==== Extracted information ====

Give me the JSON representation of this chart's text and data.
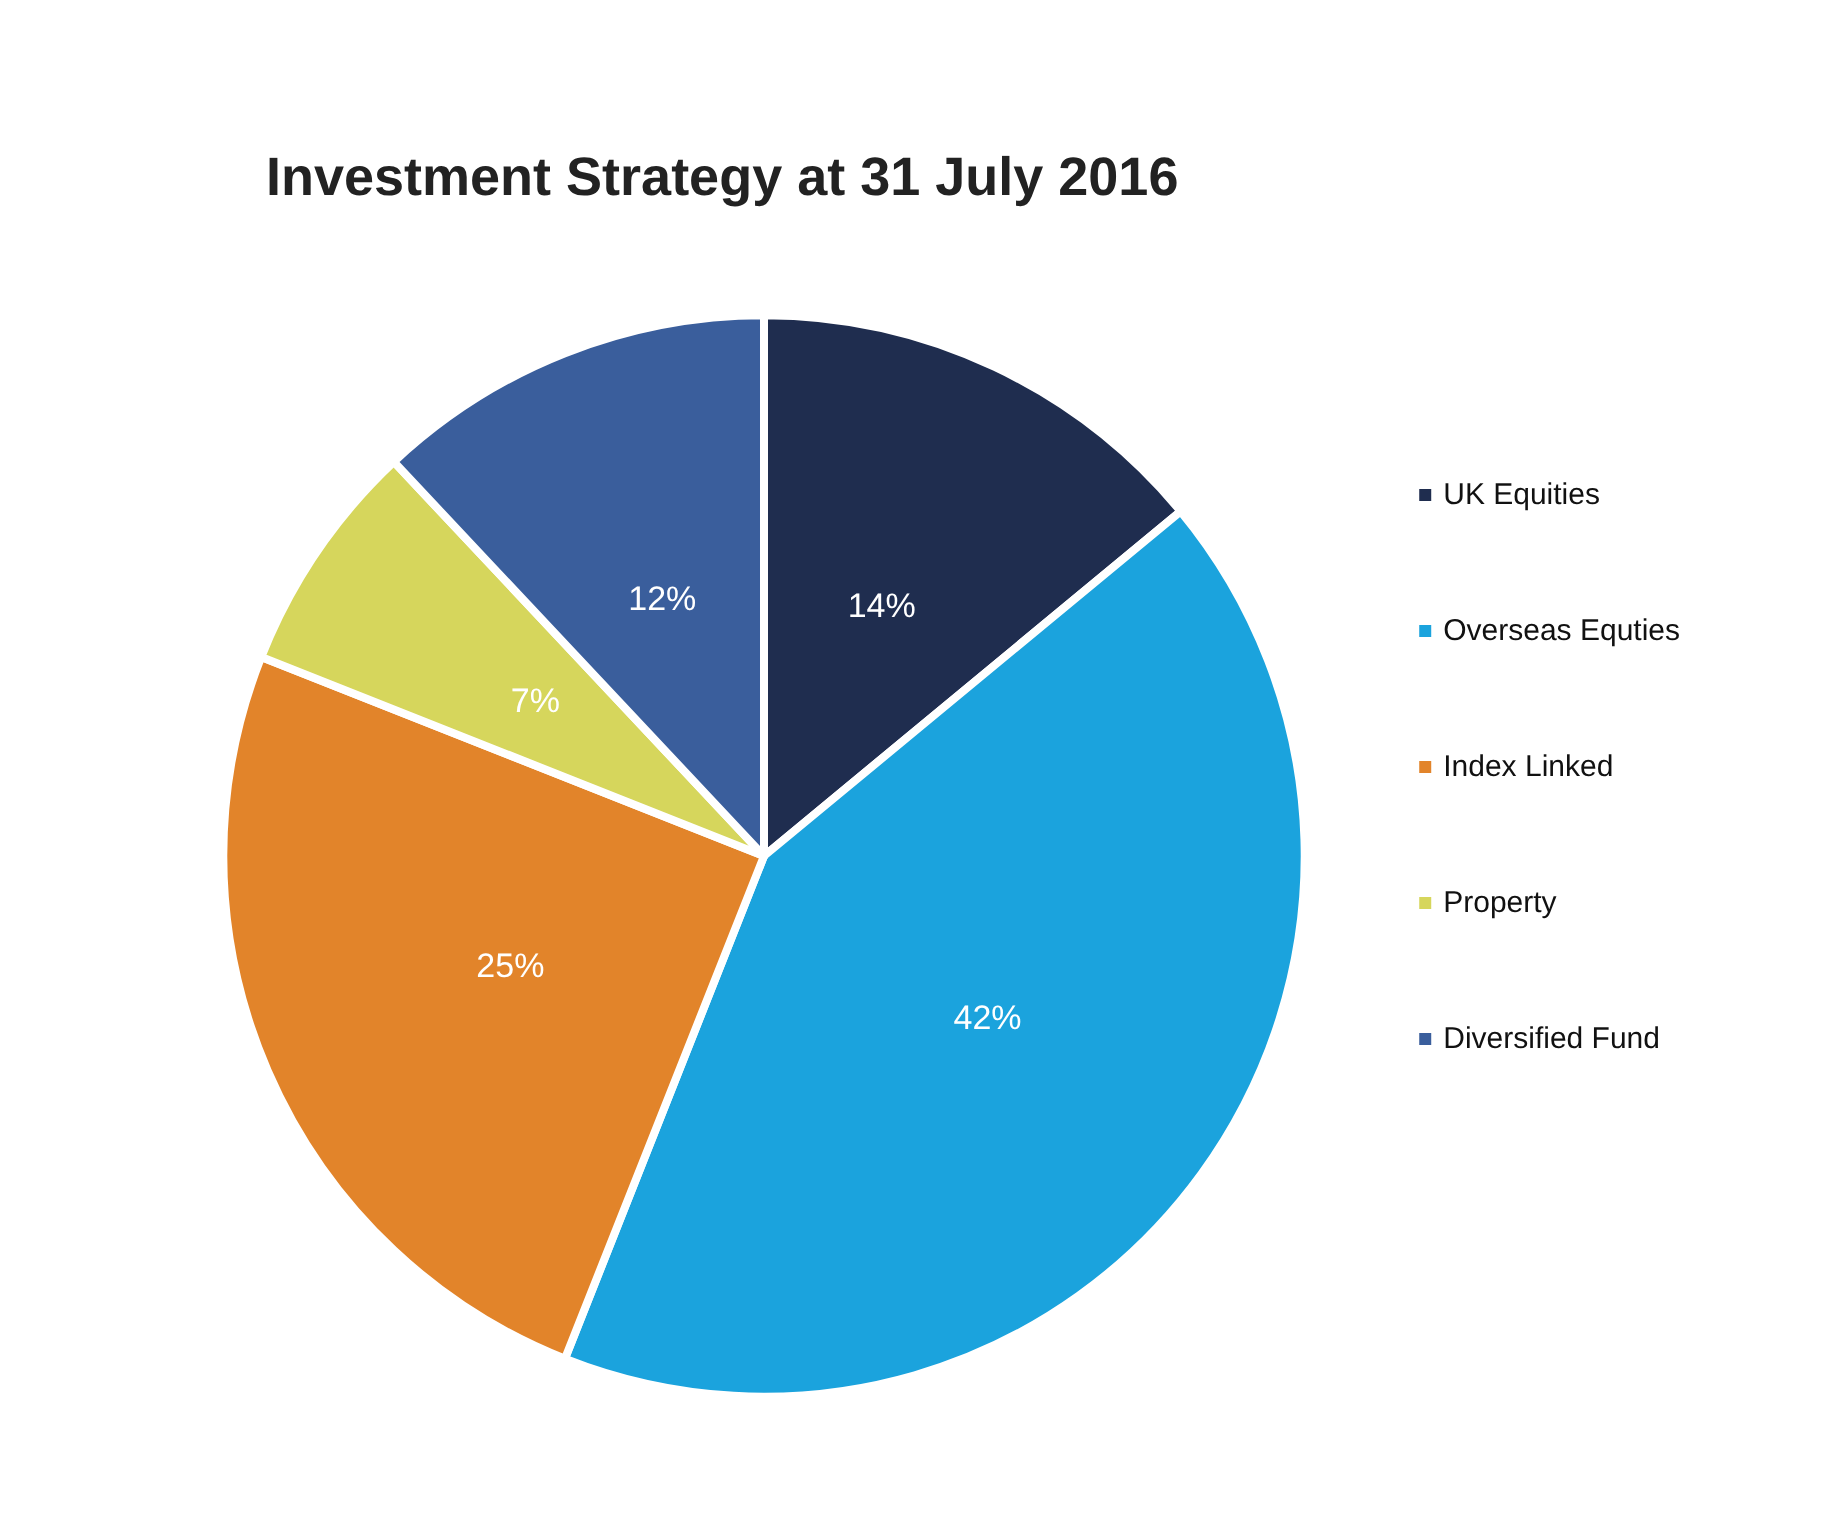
{
  "chart_data": {
    "type": "pie",
    "title": "Investment Strategy at 31 July 2016",
    "categories": [
      "UK Equities",
      "Overseas Equties",
      "Index Linked",
      "Property",
      "Diversified Fund"
    ],
    "values": [
      14,
      42,
      25,
      7,
      12
    ],
    "colors": [
      "#1f2d4f",
      "#1ba3dd",
      "#e2842a",
      "#d6d65c",
      "#3a5e9c"
    ],
    "value_labels": [
      "14%",
      "42%",
      "25%",
      "7%",
      "12%"
    ],
    "legend": "right"
  }
}
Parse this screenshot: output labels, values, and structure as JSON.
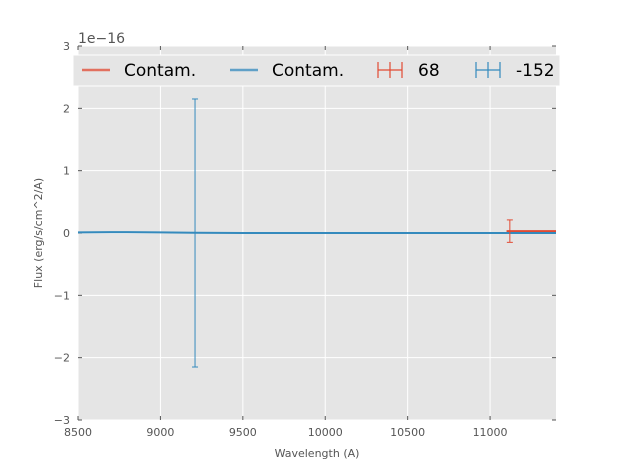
{
  "chart_data": {
    "type": "line",
    "xlabel": "Wavelength (A)",
    "ylabel": "Flux (erg/s/cm^2/A)",
    "y_offset_label": "1e−16",
    "xlim": [
      8500,
      11400
    ],
    "ylim": [
      -3,
      3
    ],
    "x_ticks": [
      8500,
      9000,
      9500,
      10000,
      10500,
      11000
    ],
    "x_tick_labels": [
      "8500",
      "9000",
      "9500",
      "10000",
      "10500",
      "11000"
    ],
    "y_ticks": [
      -3,
      -2,
      -1,
      0,
      1,
      2,
      3
    ],
    "y_tick_labels": [
      "−3",
      "−2",
      "−1",
      "0",
      "1",
      "2",
      "3"
    ],
    "grid": true,
    "legend_position": "top",
    "series": [
      {
        "name": "Contam.",
        "kind": "line",
        "color": "#e24a33",
        "x": [
          11100,
          11400
        ],
        "y": [
          0.03,
          0.03
        ]
      },
      {
        "name": "Contam.",
        "kind": "line",
        "color": "#348abd",
        "x": [
          8500,
          8700,
          9000,
          9210,
          9500,
          10000,
          10500,
          11000,
          11400
        ],
        "y": [
          0.01,
          0.015,
          0.01,
          0.005,
          0.0,
          0.0,
          0.0,
          0.0,
          0.0
        ]
      },
      {
        "name": "68",
        "kind": "errorbar",
        "color": "#e24a33",
        "x": [
          11120
        ],
        "y": [
          0.03
        ],
        "yerr": [
          0.18
        ]
      },
      {
        "name": "-152",
        "kind": "errorbar",
        "color": "#348abd",
        "x": [
          9210
        ],
        "y": [
          0.0
        ],
        "yerr": [
          2.15
        ]
      }
    ],
    "colors": {
      "background": "#e5e5e5",
      "grid": "#ffffff",
      "red": "#e24a33",
      "blue": "#348abd"
    }
  }
}
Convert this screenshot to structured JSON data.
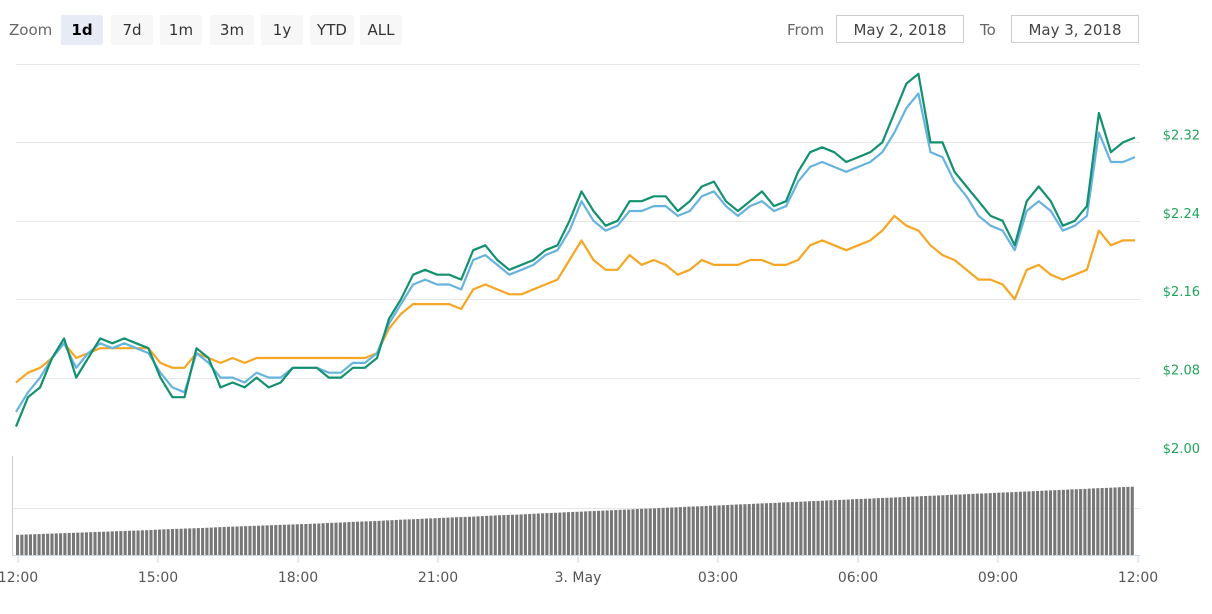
{
  "toolbar": {
    "zoom_label": "Zoom",
    "zoom_buttons": [
      "1d",
      "7d",
      "1m",
      "3m",
      "1y",
      "YTD",
      "ALL"
    ],
    "active_zoom": "1d",
    "from_label": "From",
    "from_value": "May 2, 2018",
    "to_label": "To",
    "to_value": "May 3, 2018"
  },
  "chart_data": {
    "type": "line",
    "x_ticks": [
      "12:00",
      "15:00",
      "18:00",
      "21:00",
      "3. May",
      "03:00",
      "06:00",
      "09:00",
      "12:00"
    ],
    "y_ticks": [
      "$2.32",
      "$2.24",
      "$2.16",
      "$2.08",
      "$2.00"
    ],
    "ylim": [
      2.0,
      2.4
    ],
    "grid": true,
    "colors": {
      "green": "#13906f",
      "blue": "#67b3e0",
      "orange": "#f5a623",
      "grid": "#e6e6e6",
      "volume": "#777777",
      "axis_label": "#20a35a"
    },
    "series": [
      {
        "color": "#13906f",
        "values": [
          2.03,
          2.06,
          2.07,
          2.1,
          2.12,
          2.08,
          2.1,
          2.12,
          2.115,
          2.12,
          2.115,
          2.11,
          2.08,
          2.06,
          2.06,
          2.11,
          2.1,
          2.07,
          2.075,
          2.07,
          2.08,
          2.07,
          2.075,
          2.09,
          2.09,
          2.09,
          2.08,
          2.08,
          2.09,
          2.09,
          2.1,
          2.14,
          2.16,
          2.185,
          2.19,
          2.185,
          2.185,
          2.18,
          2.21,
          2.215,
          2.2,
          2.19,
          2.195,
          2.2,
          2.21,
          2.215,
          2.24,
          2.27,
          2.25,
          2.235,
          2.24,
          2.26,
          2.26,
          2.265,
          2.265,
          2.25,
          2.26,
          2.275,
          2.28,
          2.26,
          2.25,
          2.26,
          2.27,
          2.255,
          2.26,
          2.29,
          2.31,
          2.315,
          2.31,
          2.3,
          2.305,
          2.31,
          2.32,
          2.35,
          2.38,
          2.39,
          2.32,
          2.32,
          2.29,
          2.275,
          2.26,
          2.245,
          2.24,
          2.215,
          2.26,
          2.275,
          2.26,
          2.235,
          2.24,
          2.255,
          2.35,
          2.31,
          2.32,
          2.325
        ]
      },
      {
        "color": "#67b3e0",
        "values": [
          2.045,
          2.065,
          2.08,
          2.1,
          2.115,
          2.09,
          2.105,
          2.115,
          2.11,
          2.115,
          2.11,
          2.105,
          2.085,
          2.07,
          2.065,
          2.105,
          2.095,
          2.08,
          2.08,
          2.075,
          2.085,
          2.08,
          2.08,
          2.09,
          2.09,
          2.09,
          2.085,
          2.085,
          2.095,
          2.095,
          2.105,
          2.135,
          2.155,
          2.175,
          2.18,
          2.175,
          2.175,
          2.17,
          2.2,
          2.205,
          2.195,
          2.185,
          2.19,
          2.195,
          2.205,
          2.21,
          2.23,
          2.26,
          2.24,
          2.23,
          2.235,
          2.25,
          2.25,
          2.255,
          2.255,
          2.245,
          2.25,
          2.265,
          2.27,
          2.255,
          2.245,
          2.255,
          2.26,
          2.25,
          2.255,
          2.28,
          2.295,
          2.3,
          2.295,
          2.29,
          2.295,
          2.3,
          2.31,
          2.33,
          2.355,
          2.37,
          2.31,
          2.305,
          2.28,
          2.265,
          2.245,
          2.235,
          2.23,
          2.21,
          2.25,
          2.26,
          2.25,
          2.23,
          2.235,
          2.245,
          2.33,
          2.3,
          2.3,
          2.305
        ]
      },
      {
        "color": "#f5a623",
        "values": [
          2.075,
          2.085,
          2.09,
          2.1,
          2.115,
          2.1,
          2.105,
          2.11,
          2.11,
          2.11,
          2.11,
          2.11,
          2.095,
          2.09,
          2.09,
          2.105,
          2.1,
          2.095,
          2.1,
          2.095,
          2.1,
          2.1,
          2.1,
          2.1,
          2.1,
          2.1,
          2.1,
          2.1,
          2.1,
          2.1,
          2.105,
          2.13,
          2.145,
          2.155,
          2.155,
          2.155,
          2.155,
          2.15,
          2.17,
          2.175,
          2.17,
          2.165,
          2.165,
          2.17,
          2.175,
          2.18,
          2.2,
          2.22,
          2.2,
          2.19,
          2.19,
          2.205,
          2.195,
          2.2,
          2.195,
          2.185,
          2.19,
          2.2,
          2.195,
          2.195,
          2.195,
          2.2,
          2.2,
          2.195,
          2.195,
          2.2,
          2.215,
          2.22,
          2.215,
          2.21,
          2.215,
          2.22,
          2.23,
          2.245,
          2.235,
          2.23,
          2.215,
          2.205,
          2.2,
          2.19,
          2.18,
          2.18,
          2.175,
          2.16,
          2.19,
          2.195,
          2.185,
          2.18,
          2.185,
          2.19,
          2.23,
          2.215,
          2.22,
          2.22
        ]
      }
    ],
    "volume": {
      "color": "#777777",
      "values": [
        1,
        1.2,
        1.4,
        1.6,
        1.8,
        2,
        2.2,
        2.4,
        2.6,
        2.8,
        3,
        3.2,
        3.5,
        3.7,
        3.9,
        4.1,
        4.3,
        4.6,
        4.8,
        5,
        5.2,
        5.4,
        5.6,
        5.8,
        6,
        6.2,
        6.5,
        6.7,
        7,
        7.2,
        7.4,
        7.7,
        8,
        8.2,
        8.5,
        8.7,
        9,
        9.2,
        9.4,
        9.7,
        10,
        10.2,
        10.4,
        10.7,
        11,
        11.2,
        11.5,
        11.7,
        12,
        12.2,
        12.5,
        12.7,
        13,
        13.2,
        13.5,
        13.7,
        14,
        14.2,
        14.5,
        14.7,
        15,
        15.2,
        15.5,
        15.7,
        16,
        16.2,
        16.5,
        16.7,
        17,
        17.2,
        17.5,
        17.7,
        18,
        18.2,
        18.5,
        18.7,
        19,
        19.2,
        19.5,
        19.7,
        20,
        20.2,
        20.5,
        20.7,
        21,
        21.2,
        21.5,
        21.7,
        22,
        22.2,
        22.5,
        22.7,
        23,
        23.2
      ]
    }
  }
}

====

Exercise objective. Return nothing except the number of lines that include the string "JSON".

Output below. 3